» Stored data:

#####

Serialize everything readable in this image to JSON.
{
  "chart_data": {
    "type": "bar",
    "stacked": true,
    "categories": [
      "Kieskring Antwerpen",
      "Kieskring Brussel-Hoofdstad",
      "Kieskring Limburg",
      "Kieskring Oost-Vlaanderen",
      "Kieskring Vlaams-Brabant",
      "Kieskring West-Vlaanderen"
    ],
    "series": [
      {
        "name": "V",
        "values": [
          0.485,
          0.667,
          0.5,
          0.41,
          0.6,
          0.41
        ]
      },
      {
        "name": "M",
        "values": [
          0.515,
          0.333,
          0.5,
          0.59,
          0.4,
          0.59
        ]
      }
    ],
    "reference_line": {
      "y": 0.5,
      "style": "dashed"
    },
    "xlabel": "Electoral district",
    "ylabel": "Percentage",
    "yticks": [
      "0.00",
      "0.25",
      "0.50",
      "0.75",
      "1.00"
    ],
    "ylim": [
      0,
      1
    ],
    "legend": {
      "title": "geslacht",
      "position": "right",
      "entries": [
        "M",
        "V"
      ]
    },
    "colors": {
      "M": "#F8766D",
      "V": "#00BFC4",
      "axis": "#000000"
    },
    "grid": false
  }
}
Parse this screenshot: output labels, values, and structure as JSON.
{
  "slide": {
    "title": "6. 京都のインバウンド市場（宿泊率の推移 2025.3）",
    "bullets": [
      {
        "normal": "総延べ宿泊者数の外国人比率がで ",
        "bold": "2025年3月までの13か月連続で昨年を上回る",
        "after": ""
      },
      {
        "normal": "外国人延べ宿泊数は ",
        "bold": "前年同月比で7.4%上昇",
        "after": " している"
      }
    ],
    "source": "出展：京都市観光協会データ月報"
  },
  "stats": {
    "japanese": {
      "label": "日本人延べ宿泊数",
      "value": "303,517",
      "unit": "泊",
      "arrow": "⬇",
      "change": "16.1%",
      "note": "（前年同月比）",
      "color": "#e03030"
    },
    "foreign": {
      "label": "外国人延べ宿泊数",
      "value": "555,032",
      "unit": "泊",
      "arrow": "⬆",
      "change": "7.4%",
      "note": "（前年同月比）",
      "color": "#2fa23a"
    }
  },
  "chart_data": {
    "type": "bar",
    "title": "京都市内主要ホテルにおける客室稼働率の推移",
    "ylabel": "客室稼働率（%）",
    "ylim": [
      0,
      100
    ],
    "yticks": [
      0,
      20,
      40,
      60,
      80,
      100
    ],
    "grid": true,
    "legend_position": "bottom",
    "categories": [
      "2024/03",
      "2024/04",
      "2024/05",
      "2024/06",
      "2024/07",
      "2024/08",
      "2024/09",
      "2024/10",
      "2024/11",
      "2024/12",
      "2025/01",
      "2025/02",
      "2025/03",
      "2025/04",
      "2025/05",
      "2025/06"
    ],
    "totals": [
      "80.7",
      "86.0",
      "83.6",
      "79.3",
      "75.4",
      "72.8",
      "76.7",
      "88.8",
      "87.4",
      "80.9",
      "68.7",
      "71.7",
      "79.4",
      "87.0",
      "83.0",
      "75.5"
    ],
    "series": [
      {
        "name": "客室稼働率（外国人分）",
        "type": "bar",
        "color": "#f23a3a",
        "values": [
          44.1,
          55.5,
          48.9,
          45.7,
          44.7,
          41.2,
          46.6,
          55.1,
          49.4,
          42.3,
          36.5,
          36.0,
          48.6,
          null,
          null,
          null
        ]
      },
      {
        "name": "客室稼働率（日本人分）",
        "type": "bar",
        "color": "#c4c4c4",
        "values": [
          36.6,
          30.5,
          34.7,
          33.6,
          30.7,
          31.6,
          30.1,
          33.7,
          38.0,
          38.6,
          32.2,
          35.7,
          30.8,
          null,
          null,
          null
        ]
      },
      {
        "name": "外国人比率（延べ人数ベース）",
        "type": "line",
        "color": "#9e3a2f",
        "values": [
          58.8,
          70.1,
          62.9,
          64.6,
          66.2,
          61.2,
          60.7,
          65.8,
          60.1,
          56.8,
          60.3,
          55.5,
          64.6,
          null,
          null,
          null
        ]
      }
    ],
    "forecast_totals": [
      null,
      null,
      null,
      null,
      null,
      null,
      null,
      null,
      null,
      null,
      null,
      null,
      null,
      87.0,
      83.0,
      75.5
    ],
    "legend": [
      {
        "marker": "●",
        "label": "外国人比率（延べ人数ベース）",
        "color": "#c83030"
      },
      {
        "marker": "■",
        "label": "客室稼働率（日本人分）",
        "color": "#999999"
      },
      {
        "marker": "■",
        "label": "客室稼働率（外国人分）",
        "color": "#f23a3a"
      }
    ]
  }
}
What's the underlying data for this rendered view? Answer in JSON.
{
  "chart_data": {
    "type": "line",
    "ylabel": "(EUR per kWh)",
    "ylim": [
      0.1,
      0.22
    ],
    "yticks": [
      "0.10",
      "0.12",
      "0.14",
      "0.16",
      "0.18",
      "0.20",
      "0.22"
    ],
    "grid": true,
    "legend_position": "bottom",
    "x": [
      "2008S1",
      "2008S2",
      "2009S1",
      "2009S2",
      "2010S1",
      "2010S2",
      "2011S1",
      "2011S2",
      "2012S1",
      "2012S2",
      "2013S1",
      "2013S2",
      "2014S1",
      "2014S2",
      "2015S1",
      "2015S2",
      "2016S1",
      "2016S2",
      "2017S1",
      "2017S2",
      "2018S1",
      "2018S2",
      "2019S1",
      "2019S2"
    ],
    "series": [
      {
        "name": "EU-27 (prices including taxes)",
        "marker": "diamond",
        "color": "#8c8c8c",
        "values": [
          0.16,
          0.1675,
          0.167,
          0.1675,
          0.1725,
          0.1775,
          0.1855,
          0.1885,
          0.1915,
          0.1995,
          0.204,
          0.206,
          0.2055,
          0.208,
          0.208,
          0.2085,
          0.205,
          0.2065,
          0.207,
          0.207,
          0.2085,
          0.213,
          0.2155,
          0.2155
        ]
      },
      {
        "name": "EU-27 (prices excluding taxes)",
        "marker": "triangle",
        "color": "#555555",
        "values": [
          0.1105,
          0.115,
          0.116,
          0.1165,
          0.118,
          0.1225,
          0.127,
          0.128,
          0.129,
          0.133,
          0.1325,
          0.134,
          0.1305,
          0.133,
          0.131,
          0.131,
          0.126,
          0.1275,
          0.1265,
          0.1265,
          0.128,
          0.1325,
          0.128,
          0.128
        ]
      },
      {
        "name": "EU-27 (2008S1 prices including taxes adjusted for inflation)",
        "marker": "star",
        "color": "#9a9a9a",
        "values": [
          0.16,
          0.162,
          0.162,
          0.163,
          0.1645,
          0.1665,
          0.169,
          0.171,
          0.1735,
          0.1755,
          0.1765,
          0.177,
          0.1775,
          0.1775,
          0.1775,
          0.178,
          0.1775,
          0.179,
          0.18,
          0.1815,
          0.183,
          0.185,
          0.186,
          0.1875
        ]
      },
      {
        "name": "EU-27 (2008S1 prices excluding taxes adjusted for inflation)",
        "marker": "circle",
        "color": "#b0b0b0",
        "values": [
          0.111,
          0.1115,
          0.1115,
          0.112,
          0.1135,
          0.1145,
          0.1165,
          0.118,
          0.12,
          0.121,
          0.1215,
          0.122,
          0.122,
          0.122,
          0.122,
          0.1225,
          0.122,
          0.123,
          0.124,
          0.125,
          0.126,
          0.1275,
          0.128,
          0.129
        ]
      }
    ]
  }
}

#####

» Set problem:
Faithfully reproduce all of the records, character for character.

» Written solution:
Serialize everything readable in this image to JSON.
{
  "chart_data": {
    "type": "bar",
    "stacked": true,
    "categories": [
      "Kieskring Antwerpen",
      "Kieskring Brussel-Hoofdstad",
      "Kieskring Limburg",
      "Kieskring Oost-Vlaanderen",
      "Kieskring Vlaams-Brabant",
      "Kieskring West-Vlaanderen"
    ],
    "series": [
      {
        "name": "V",
        "values": [
          0.485,
          0.667,
          0.5,
          0.41,
          0.6,
          0.41
        ]
      },
      {
        "name": "M",
        "values": [
          0.515,
          0.333,
          0.5,
          0.59,
          0.4,
          0.59
        ]
      }
    ],
    "reference_line": {
      "y": 0.5,
      "style": "dashed"
    },
    "xlabel": "Electoral district",
    "ylabel": "Percentage",
    "yticks": [
      "0.00",
      "0.25",
      "0.50",
      "0.75",
      "1.00"
    ],
    "ylim": [
      0,
      1
    ],
    "legend": {
      "title": "geslacht",
      "position": "right",
      "entries": [
        "M",
        "V"
      ]
    },
    "colors": {
      "M": "#F8766D",
      "V": "#00BFC4",
      "axis": "#000000"
    },
    "grid": false
  }
}
Parse this screenshot: output labels, values, and structure as JSON.
{
  "slide": {
    "title": "6. 京都のインバウンド市場（宿泊率の推移 2025.3）",
    "bullets": [
      {
        "normal": "総延べ宿泊者数の外国人比率がで ",
        "bold": "2025年3月までの13か月連続で昨年を上回る",
        "after": ""
      },
      {
        "normal": "外国人延べ宿泊数は ",
        "bold": "前年同月比で7.4%上昇",
        "after": " している"
      }
    ],
    "source": "出展：京都市観光協会データ月報"
  },
  "stats": {
    "japanese": {
      "label": "日本人延べ宿泊数",
      "value": "303,517",
      "unit": "泊",
      "arrow": "⬇",
      "change": "16.1%",
      "note": "（前年同月比）",
      "color": "#e03030"
    },
    "foreign": {
      "label": "外国人延べ宿泊数",
      "value": "555,032",
      "unit": "泊",
      "arrow": "⬆",
      "change": "7.4%",
      "note": "（前年同月比）",
      "color": "#2fa23a"
    }
  },
  "chart_data": {
    "type": "bar",
    "title": "京都市内主要ホテルにおける客室稼働率の推移",
    "ylabel": "客室稼働率（%）",
    "ylim": [
      0,
      100
    ],
    "yticks": [
      0,
      20,
      40,
      60,
      80,
      100
    ],
    "grid": true,
    "legend_position": "bottom",
    "categories": [
      "2024/03",
      "2024/04",
      "2024/05",
      "2024/06",
      "2024/07",
      "2024/08",
      "2024/09",
      "2024/10",
      "2024/11",
      "2024/12",
      "2025/01",
      "2025/02",
      "2025/03",
      "2025/04",
      "2025/05",
      "2025/06"
    ],
    "totals": [
      "80.7",
      "86.0",
      "83.6",
      "79.3",
      "75.4",
      "72.8",
      "76.7",
      "88.8",
      "87.4",
      "80.9",
      "68.7",
      "71.7",
      "79.4",
      "87.0",
      "83.0",
      "75.5"
    ],
    "series": [
      {
        "name": "客室稼働率（外国人分）",
        "type": "bar",
        "color": "#f23a3a",
        "values": [
          44.1,
          55.5,
          48.9,
          45.7,
          44.7,
          41.2,
          46.6,
          55.1,
          49.4,
          42.3,
          36.5,
          36.0,
          48.6,
          null,
          null,
          null
        ]
      },
      {
        "name": "客室稼働率（日本人分）",
        "type": "bar",
        "color": "#c4c4c4",
        "values": [
          36.6,
          30.5,
          34.7,
          33.6,
          30.7,
          31.6,
          30.1,
          33.7,
          38.0,
          38.6,
          32.2,
          35.7,
          30.8,
          null,
          null,
          null
        ]
      },
      {
        "name": "外国人比率（延べ人数ベース）",
        "type": "line",
        "color": "#9e3a2f",
        "values": [
          58.8,
          70.1,
          62.9,
          64.6,
          66.2,
          61.2,
          60.7,
          65.8,
          60.1,
          56.8,
          60.3,
          55.5,
          64.6,
          null,
          null,
          null
        ]
      }
    ],
    "forecast_totals": [
      null,
      null,
      null,
      null,
      null,
      null,
      null,
      null,
      null,
      null,
      null,
      null,
      null,
      87.0,
      83.0,
      75.5
    ],
    "legend": [
      {
        "marker": "●",
        "label": "外国人比率（延べ人数ベース）",
        "color": "#c83030"
      },
      {
        "marker": "■",
        "label": "客室稼働率（日本人分）",
        "color": "#999999"
      },
      {
        "marker": "■",
        "label": "客室稼働率（外国人分）",
        "color": "#f23a3a"
      }
    ]
  }
}
What's the underlying data for this rendered view? Answer in JSON.
{
  "chart_data": {
    "type": "line",
    "ylabel": "(EUR per kWh)",
    "ylim": [
      0.1,
      0.22
    ],
    "yticks": [
      "0.10",
      "0.12",
      "0.14",
      "0.16",
      "0.18",
      "0.20",
      "0.22"
    ],
    "grid": true,
    "legend_position": "bottom",
    "x": [
      "2008S1",
      "2008S2",
      "2009S1",
      "2009S2",
      "2010S1",
      "2010S2",
      "2011S1",
      "2011S2",
      "2012S1",
      "2012S2",
      "2013S1",
      "2013S2",
      "2014S1",
      "2014S2",
      "2015S1",
      "2015S2",
      "2016S1",
      "2016S2",
      "2017S1",
      "2017S2",
      "2018S1",
      "2018S2",
      "2019S1",
      "2019S2"
    ],
    "series": [
      {
        "name": "EU-27 (prices including taxes)",
        "marker": "diamond",
        "color": "#8c8c8c",
        "values": [
          0.16,
          0.1675,
          0.167,
          0.1675,
          0.1725,
          0.1775,
          0.1855,
          0.1885,
          0.1915,
          0.1995,
          0.204,
          0.206,
          0.2055,
          0.208,
          0.208,
          0.2085,
          0.205,
          0.2065,
          0.207,
          0.207,
          0.2085,
          0.213,
          0.2155,
          0.2155
        ]
      },
      {
        "name": "EU-27 (prices excluding taxes)",
        "marker": "triangle",
        "color": "#555555",
        "values": [
          0.1105,
          0.115,
          0.116,
          0.1165,
          0.118,
          0.1225,
          0.127,
          0.128,
          0.129,
          0.133,
          0.1325,
          0.134,
          0.1305,
          0.133,
          0.131,
          0.131,
          0.126,
          0.1275,
          0.1265,
          0.1265,
          0.128,
          0.1325,
          0.128,
          0.128
        ]
      },
      {
        "name": "EU-27 (2008S1 prices including taxes adjusted for inflation)",
        "marker": "star",
        "color": "#9a9a9a",
        "values": [
          0.16,
          0.162,
          0.162,
          0.163,
          0.1645,
          0.1665,
          0.169,
          0.171,
          0.1735,
          0.1755,
          0.1765,
          0.177,
          0.1775,
          0.1775,
          0.1775,
          0.178,
          0.1775,
          0.179,
          0.18,
          0.1815,
          0.183,
          0.185,
          0.186,
          0.1875
        ]
      },
      {
        "name": "EU-27 (2008S1 prices excluding taxes adjusted for inflation)",
        "marker": "circle",
        "color": "#b0b0b0",
        "values": [
          0.111,
          0.1115,
          0.1115,
          0.112,
          0.1135,
          0.1145,
          0.1165,
          0.118,
          0.12,
          0.121,
          0.1215,
          0.122,
          0.122,
          0.122,
          0.122,
          0.1225,
          0.122,
          0.123,
          0.124,
          0.125,
          0.126,
          0.1275,
          0.128,
          0.129
        ]
      }
    ]
  }
}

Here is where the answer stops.